Dataset entries
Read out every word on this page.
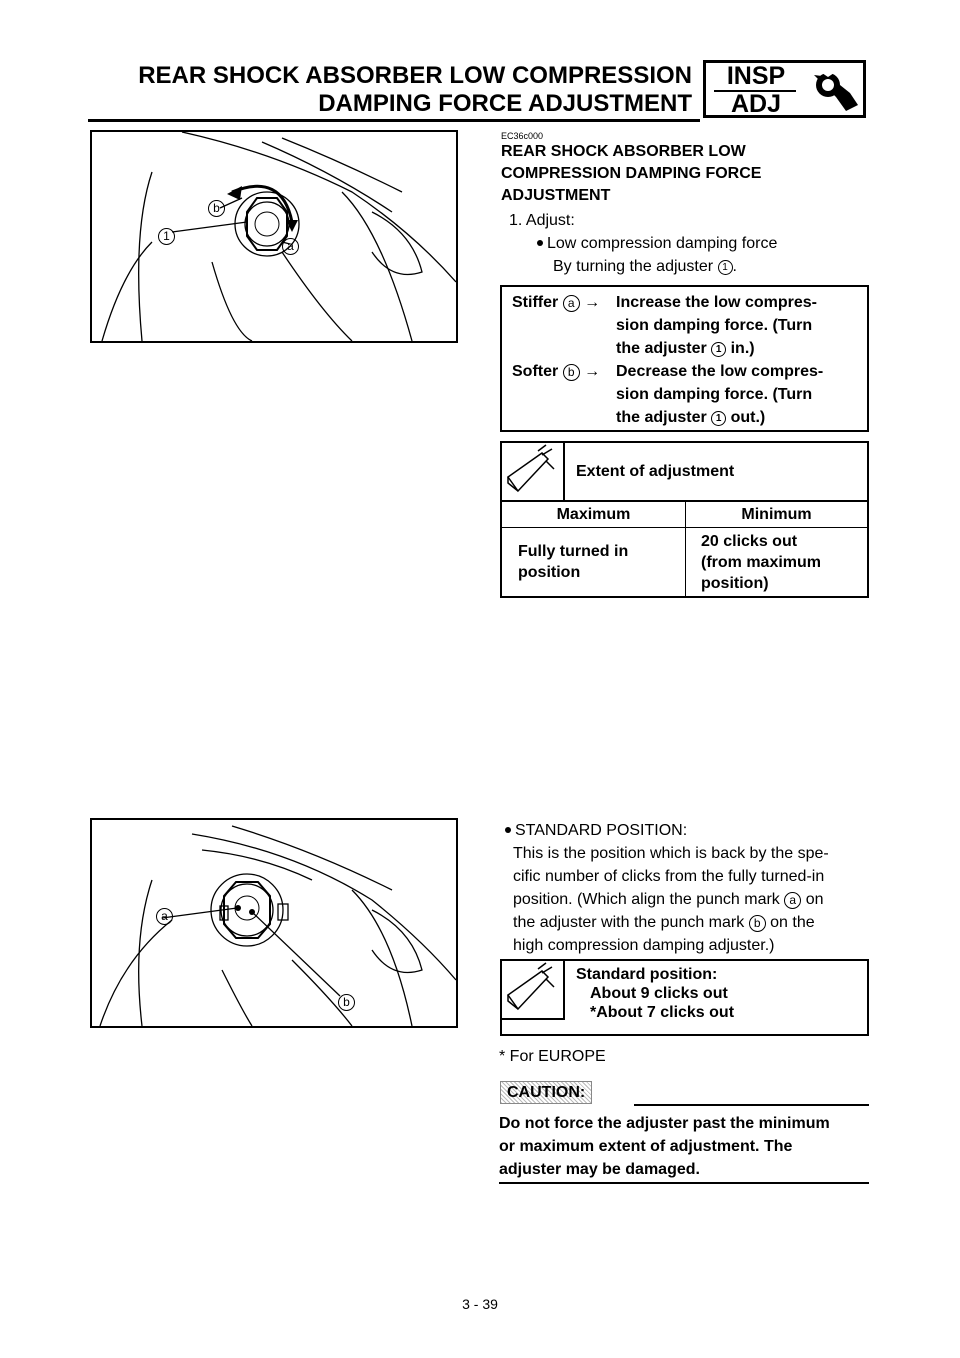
REAR SHOCK ABSORBER LOW COMPRESSION
DAMPING FORCE ADJUSTMENT
INSP
ADJ
1
b
a
EC36c000
REAR SHOCK ABSORBER LOW
COMPRESSION DAMPING FORCE
ADJUSTMENT
1. Adjust:
Low compression damping force
By turning the adjuster 1 .
Stiffer a → Increase the low compres-
sion damping force. (Turn
the adjuster 1 in.)
Softer b → Decrease the low compres-
sion damping force. (Turn
the adjuster 1 out.)
Extent of adjustment
Maximum	Minimum
Fully turned in
position
20 clicks out
(from maximum
position)
a
b
STANDARD POSITION:
This is the position which is back by the spe-
cific number of clicks from the fully turned-in
position. (Which align the punch mark a on
the adjuster with the punch mark b on the
high compression damping adjuster.)
Standard position:
About 9 clicks out
*About 7 clicks out
* For EUROPE
CAUTION:
Do not force the adjuster past the minimum
or maximum extent of adjustment. The
adjuster may be damaged.
3 - 39
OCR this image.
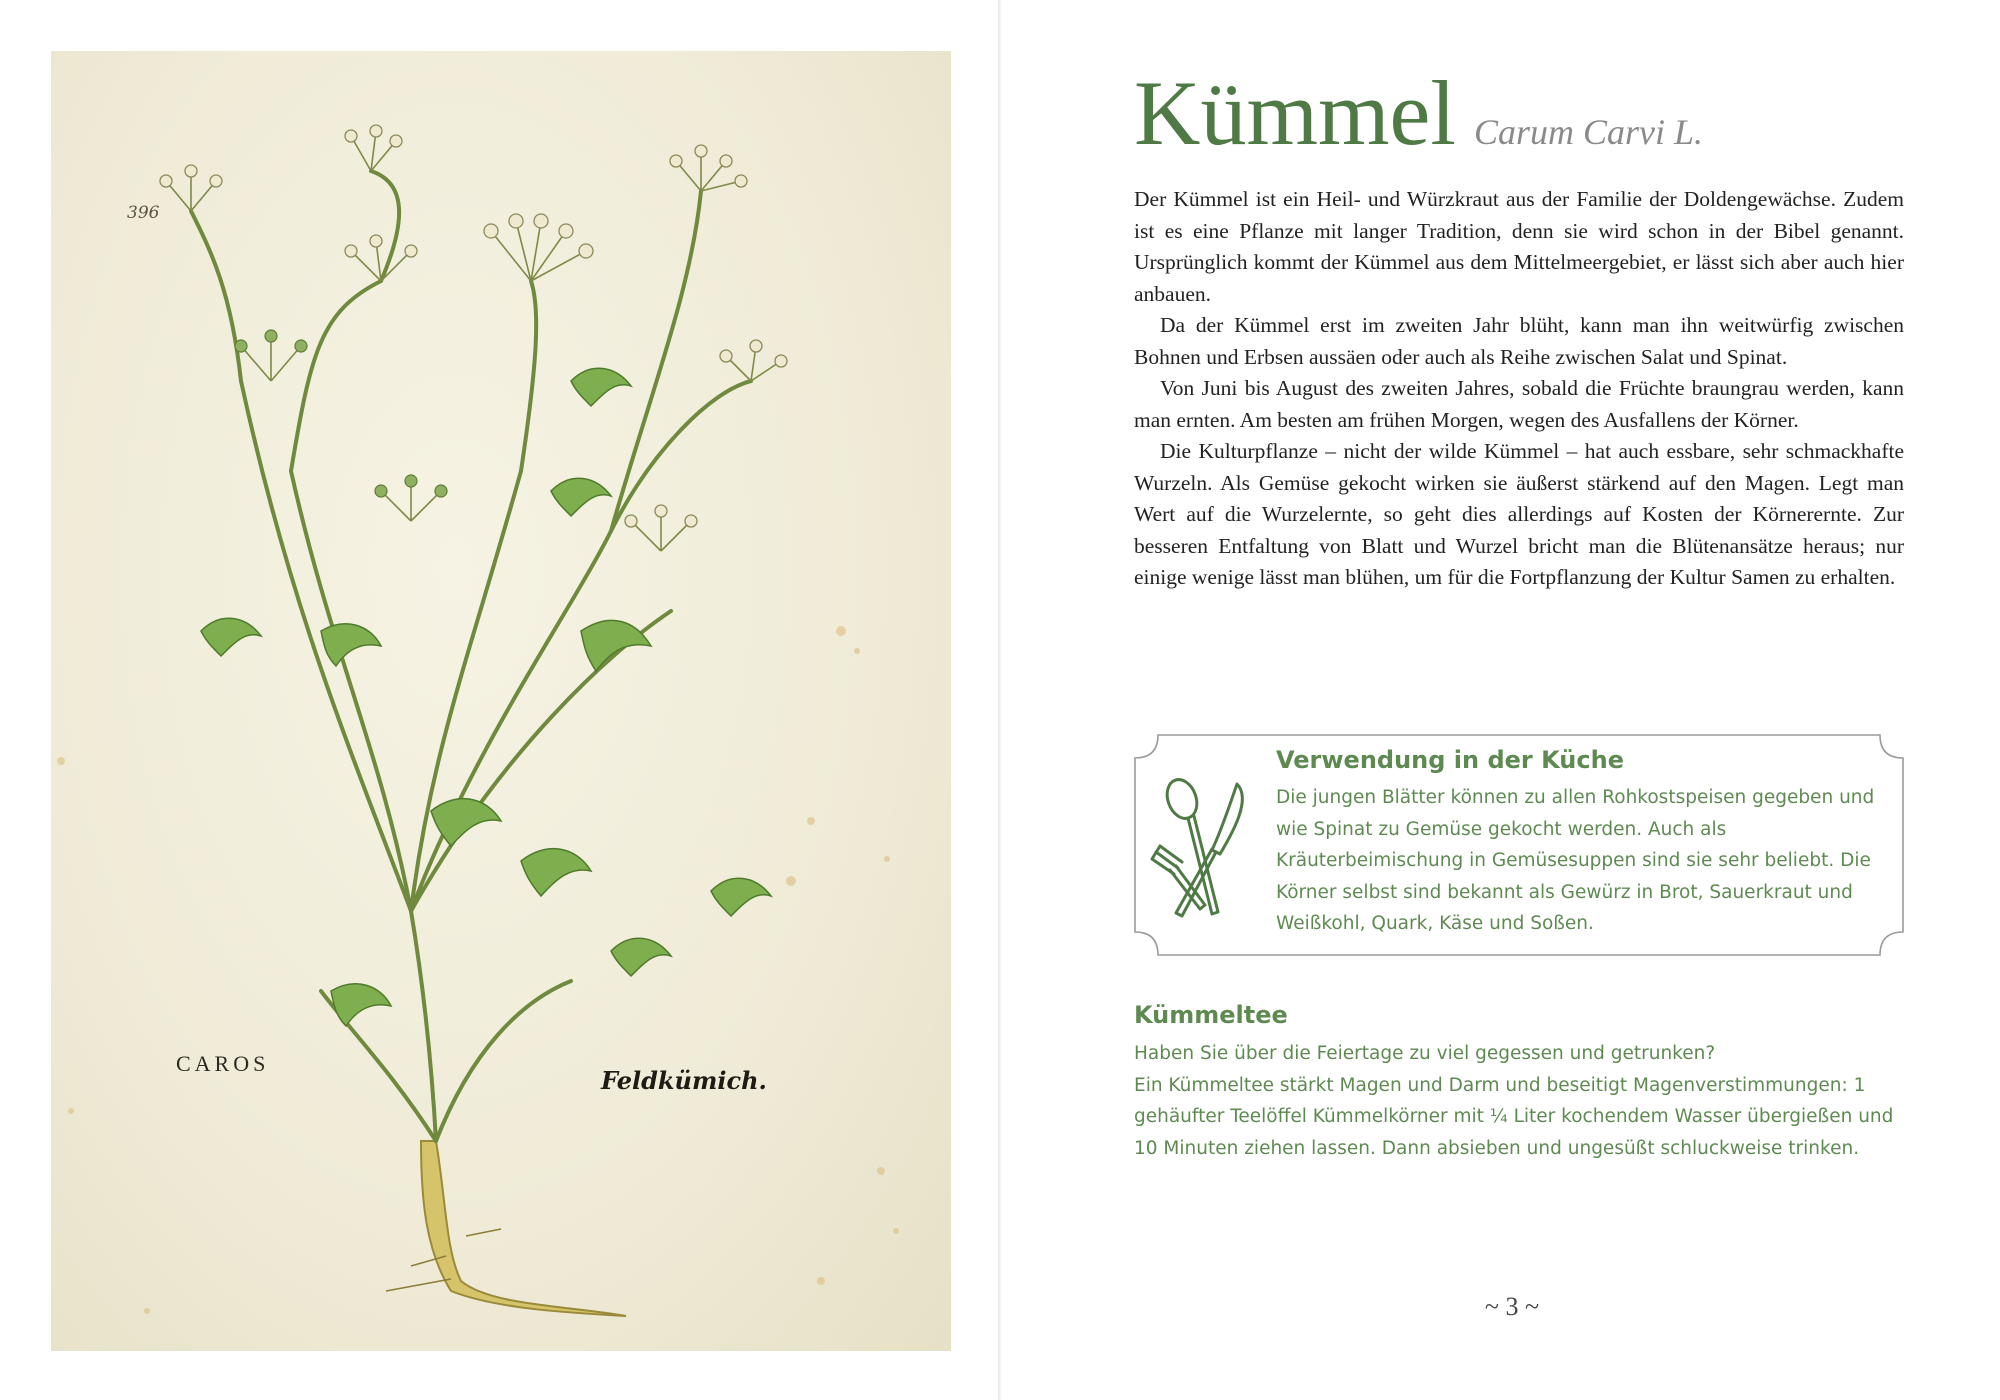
396
CAROS
Feldkümich.
Kümmel Carum Carvi L.

Der Kümmel ist ein Heil- und Würzkraut aus der Familie der Doldengewächse. Zudem ist es eine Pflanze mit langer Tradition, denn sie wird schon in der Bibel genannt. Ursprünglich kommt der Kümmel aus dem Mittelmeergebiet, er lässt sich aber auch hier anbauen.

Da der Kümmel erst im zweiten Jahr blüht, kann man ihn weitwürfig zwischen Bohnen und Erbsen aussäen oder auch als Reihe zwischen Salat und Spinat.

Von Juni bis August des zweiten Jahres, sobald die Früchte braungrau werden, kann man ernten. Am besten am frühen Morgen, wegen des Ausfallens der Körner.

Die Kulturpflanze – nicht der wilde Kümmel – hat auch essbare, sehr schmackhafte Wurzeln. Als Gemüse gekocht wirken sie äußerst stärkend auf den Magen. Legt man Wert auf die Wurzelernte, so geht dies allerdings auf Kosten der Körnerernte. Zur besseren Entfaltung von Blatt und Wurzel bricht man die Blütenansätze heraus; nur einige wenige lässt man blühen, um für die Fortpflanzung der Kultur Samen zu erhalten.

Verwendung in der Küche
Die jungen Blätter können zu allen Rohkostspeisen gegeben und wie Spinat zu Gemüse gekocht werden. Auch als Kräuterbeimischung in Gemüsesuppen sind sie sehr beliebt. Die Körner selbst sind bekannt als Gewürz in Brot, Sauerkraut und Weißkohl, Quark, Käse und Soßen.
Kümmeltee
Haben Sie über die Feiertage zu viel gegessen und getrunken?
Ein Kümmeltee stärkt Magen und Darm und beseitigt Magenverstimmungen: 1 gehäufter Teelöffel Kümmelkörner mit ¼ Liter kochendem Wasser übergießen und 10 Minuten ziehen lassen. Dann absieben und ungesüßt schluckweise trinken.
~ 3 ~
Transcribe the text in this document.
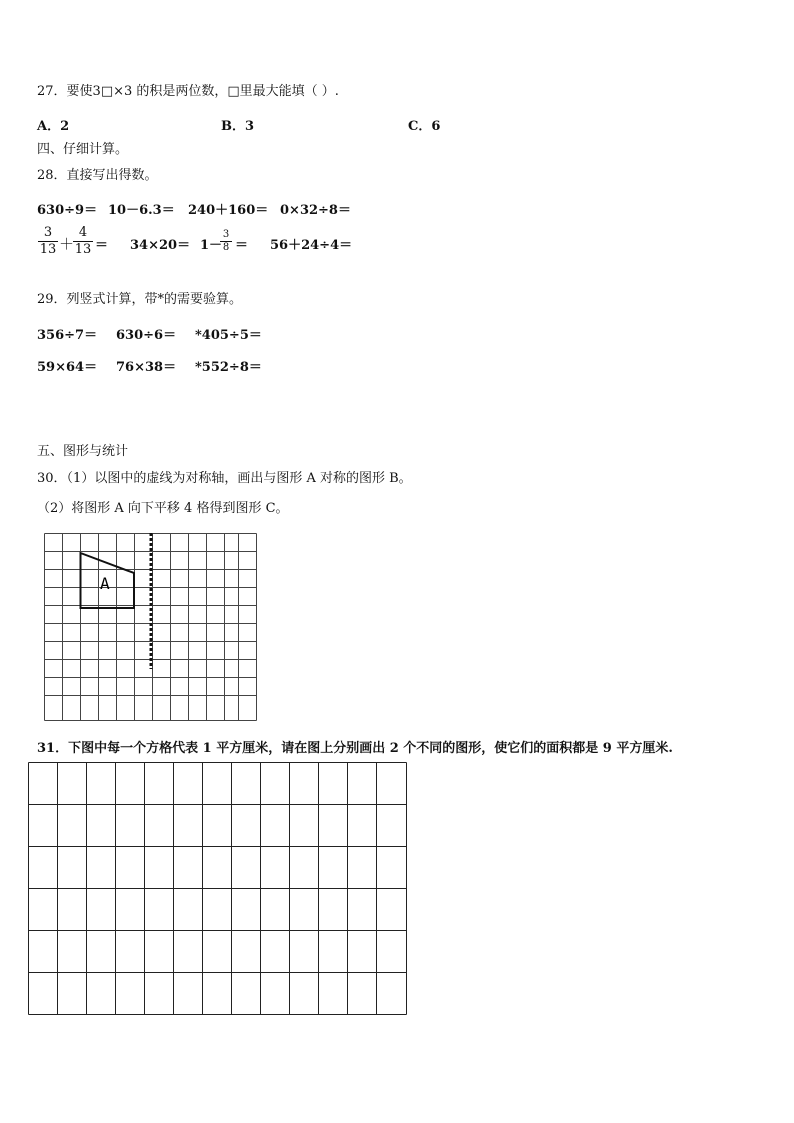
27．要使3□×3 的积是两位数，□里最大能填（ ）.
A．2	B．3	C．6
四、仔细计算。
28．直接写出得数。
630÷9＝ 10－6.3＝ 240＋160＝ 0×32÷8＝
$\frac{3}{13}$ ＋
$\frac{4}{13} = 34\times 20= 1-$
$\frac{3}{8} = 56+24\div 4=$
29．列竖式计算，带*的需要验算。
356÷7＝ 630÷6＝ *405÷5＝
59×64＝ 76×38＝ *552÷8＝
五、图形与统计
30．（1）以图中的虚线为对称轴，画出与图形 A 对称的图形 B。
（2）将图形 A 向下平移 4 格得到图形 C。
A
31．下图中每一个方格代表 1 平方厘米，请在图上分别画出 2 个不同的图形，使它们的面积都是 9 平方厘米.
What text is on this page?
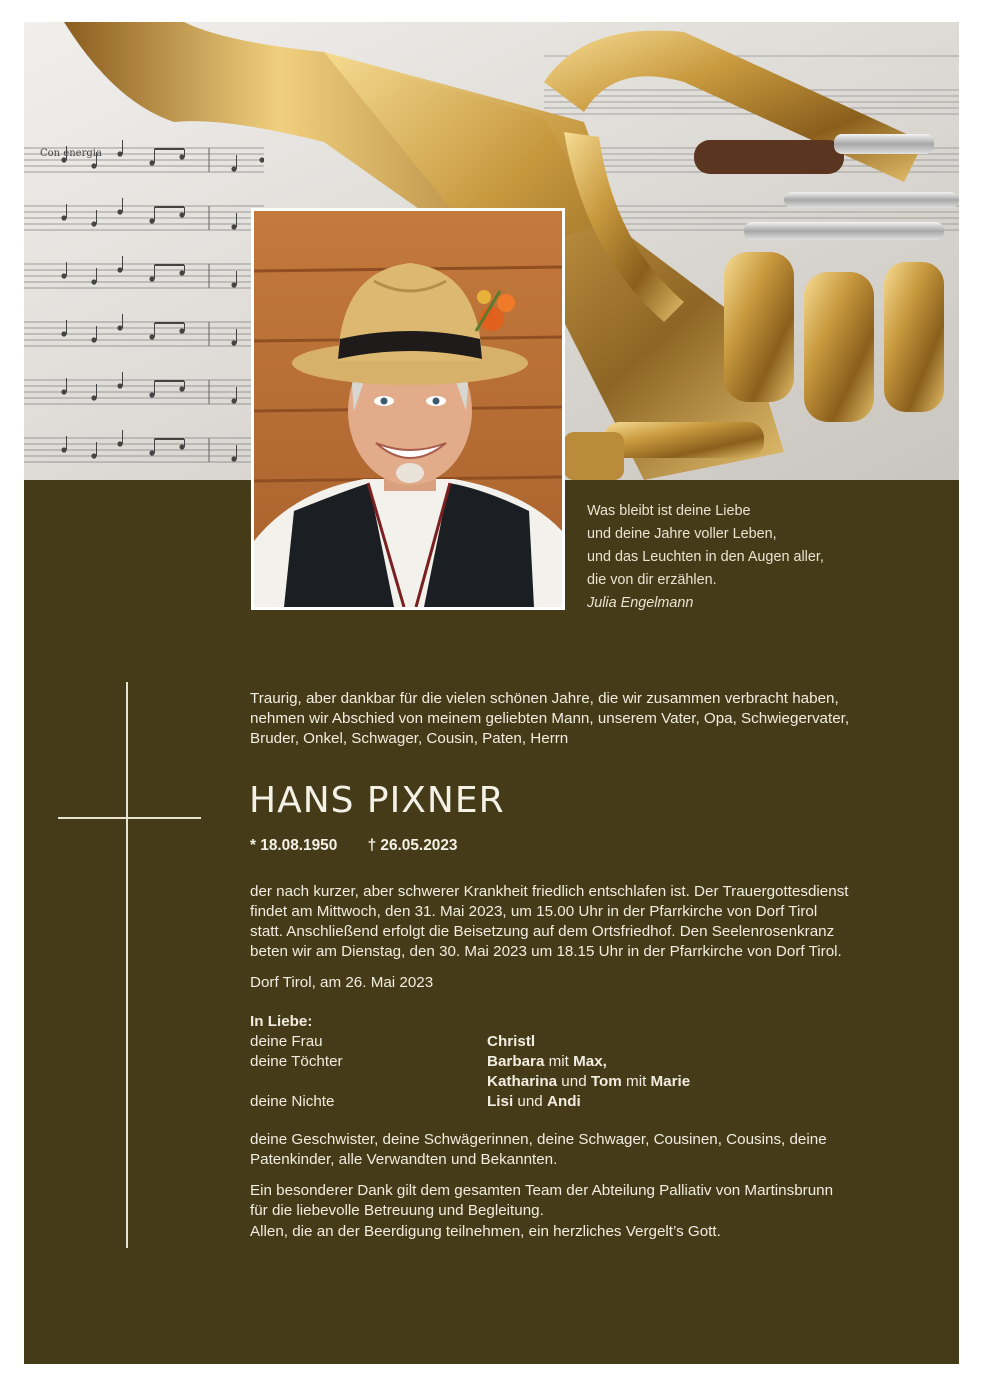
Con energia
Was bleibt ist deine Liebe
und deine Jahre voller Leben,
und das Leuchten in den Augen aller,
die von dir erzählen.
Julia Engelmann
Traurig, aber dankbar für die vielen schönen Jahre, die wir zusammen verbracht haben,
nehmen wir Abschied von meinem geliebten Mann, unserem Vater, Opa, Schwiegervater,
Bruder, Onkel, Schwager, Cousin, Paten, Herrn
HANS PIXNER
* 18.08.1950 † 26.05.2023
der nach kurzer, aber schwerer Krankheit friedlich entschlafen ist. Der Trauergottesdienst
findet am Mittwoch, den 31. Mai 2023, um 15.00 Uhr in der Pfarrkirche von Dorf Tirol
statt. Anschließend erfolgt die Beisetzung auf dem Ortsfriedhof. Den Seelenrosenkranz
beten wir am Dienstag, den 30. Mai 2023 um 18.15 Uhr in der Pfarrkirche von Dorf Tirol.
Dorf Tirol, am 26. Mai 2023
In Liebe:
deine Frau	Christl
deine Töchter	Barbara mit Max,
Katharina und Tom mit Marie
deine Nichte	Lisi und Andi
deine Geschwister, deine Schwägerinnen, deine Schwager, Cousinen, Cousins, deine
Patenkinder, alle Verwandten und Bekannten.
Ein besonderer Dank gilt dem gesamten Team der Abteilung Palliativ von Martinsbrunn
für die liebevolle Betreuung und Begleitung.
Allen, die an der Beerdigung teilnehmen, ein herzliches Vergelt’s Gott.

Direction: Leave out the pictures and transcribe the entries above exactly.

Final result:
Read out every word on this page.
REAR SHOCK ABSORBER LOW COMPRESSION
DAMPING FORCE ADJUSTMENT
INSP
ADJ
1
b
a
EC36c000
REAR SHOCK ABSORBER LOW
COMPRESSION DAMPING FORCE
ADJUSTMENT
1. Adjust:
Low compression damping force
By turning the adjuster 1 .
Stiffer a → Increase the low compres-
sion damping force. (Turn
the adjuster 1 in.)
Softer b → Decrease the low compres-
sion damping force. (Turn
the adjuster 1 out.)
Extent of adjustment
Maximum	Minimum
Fully turned in
position
20 clicks out
(from maximum
position)
a
b
STANDARD POSITION:
This is the position which is back by the spe-
cific number of clicks from the fully turned-in
position. (Which align the punch mark a on
the adjuster with the punch mark b on the
high compression damping adjuster.)
Standard position:
About 9 clicks out
*About 7 clicks out
* For EUROPE
CAUTION:
Do not force the adjuster past the minimum
or maximum extent of adjustment. The
adjuster may be damaged.
3 - 39
OCR this image.
396
CAROS
Feldkümich.
Kümmel Carum Carvi L.

Der Kümmel ist ein Heil- und Würzkraut aus der Familie der Doldengewächse. Zudem ist es eine Pflanze mit langer Tradition, denn sie wird schon in der Bibel genannt. Ursprünglich kommt der Kümmel aus dem Mittelmeergebiet, er lässt sich aber auch hier anbauen.

Da der Kümmel erst im zweiten Jahr blüht, kann man ihn weitwürfig zwischen Bohnen und Erbsen aussäen oder auch als Reihe zwischen Salat und Spinat.

Von Juni bis August des zweiten Jahres, sobald die Früchte braungrau werden, kann man ernten. Am besten am frühen Morgen, wegen des Ausfallens der Körner.

Die Kulturpflanze – nicht der wilde Kümmel – hat auch essbare, sehr schmackhafte Wurzeln. Als Gemüse gekocht wirken sie äußerst stärkend auf den Magen. Legt man Wert auf die Wurzelernte, so geht dies allerdings auf Kosten der Körnerernte. Zur besseren Entfaltung von Blatt und Wurzel bricht man die Blütenansätze heraus; nur einige wenige lässt man blühen, um für die Fortpflanzung der Kultur Samen zu erhalten.

Verwendung in der Küche
Die jungen Blätter können zu allen Rohkostspeisen gegeben und wie Spinat zu Gemüse gekocht werden. Auch als Kräuterbeimischung in Gemüsesuppen sind sie sehr beliebt. Die Körner selbst sind bekannt als Gewürz in Brot, Sauerkraut und Weißkohl, Quark, Käse und Soßen.
Kümmeltee
Haben Sie über die Feiertage zu viel gegessen und getrunken?
Ein Kümmeltee stärkt Magen und Darm und beseitigt Magenverstimmungen: 1 gehäufter Teelöffel Kümmelkörner mit ¼ Liter kochendem Wasser übergießen und 10 Minuten ziehen lassen. Dann absieben und ungesüßt schluckweise trinken.
~ 3 ~
Transcribe the text in this document.
27．要使3□×3 的积是两位数，□里最大能填（ ）.
A．2	B．3	C．6
四、仔细计算。
28．直接写出得数。
630÷9＝ 10－6.3＝ 240＋160＝ 0×32÷8＝
$\frac{3}{13}$ ＋
$\frac{4}{13} = 34\times 20= 1-$
$\frac{3}{8} = 56+24\div 4=$
29．列竖式计算，带*的需要验算。
356÷7＝ 630÷6＝ *405÷5＝
59×64＝ 76×38＝ *552÷8＝
五、图形与统计
30．（1）以图中的虚线为对称轴，画出与图形 A 对称的图形 B。
（2）将图形 A 向下平移 4 格得到图形 C。
A
31．下图中每一个方格代表 1 平方厘米，请在图上分别画出 2 个不同的图形，使它们的面积都是 9 平方厘米.
What text is on this page?
Con energia
Was bleibt ist deine Liebe
und deine Jahre voller Leben,
und das Leuchten in den Augen aller,
die von dir erzählen.
Julia Engelmann
Traurig, aber dankbar für die vielen schönen Jahre, die wir zusammen verbracht haben,
nehmen wir Abschied von meinem geliebten Mann, unserem Vater, Opa, Schwiegervater,
Bruder, Onkel, Schwager, Cousin, Paten, Herrn
HANS PIXNER
* 18.08.1950 † 26.05.2023
der nach kurzer, aber schwerer Krankheit friedlich entschlafen ist. Der Trauergottesdienst
findet am Mittwoch, den 31. Mai 2023, um 15.00 Uhr in der Pfarrkirche von Dorf Tirol
statt. Anschließend erfolgt die Beisetzung auf dem Ortsfriedhof. Den Seelenrosenkranz
beten wir am Dienstag, den 30. Mai 2023 um 18.15 Uhr in der Pfarrkirche von Dorf Tirol.
Dorf Tirol, am 26. Mai 2023
In Liebe:
deine Frau	Christl
deine Töchter	Barbara mit Max,
Katharina und Tom mit Marie
deine Nichte	Lisi und Andi
deine Geschwister, deine Schwägerinnen, deine Schwager, Cousinen, Cousins, deine
Patenkinder, alle Verwandten und Bekannten.
Ein besonderer Dank gilt dem gesamten Team der Abteilung Palliativ von Martinsbrunn
für die liebevolle Betreuung und Begleitung.
Allen, die an der Beerdigung teilnehmen, ein herzliches Vergelt’s Gott.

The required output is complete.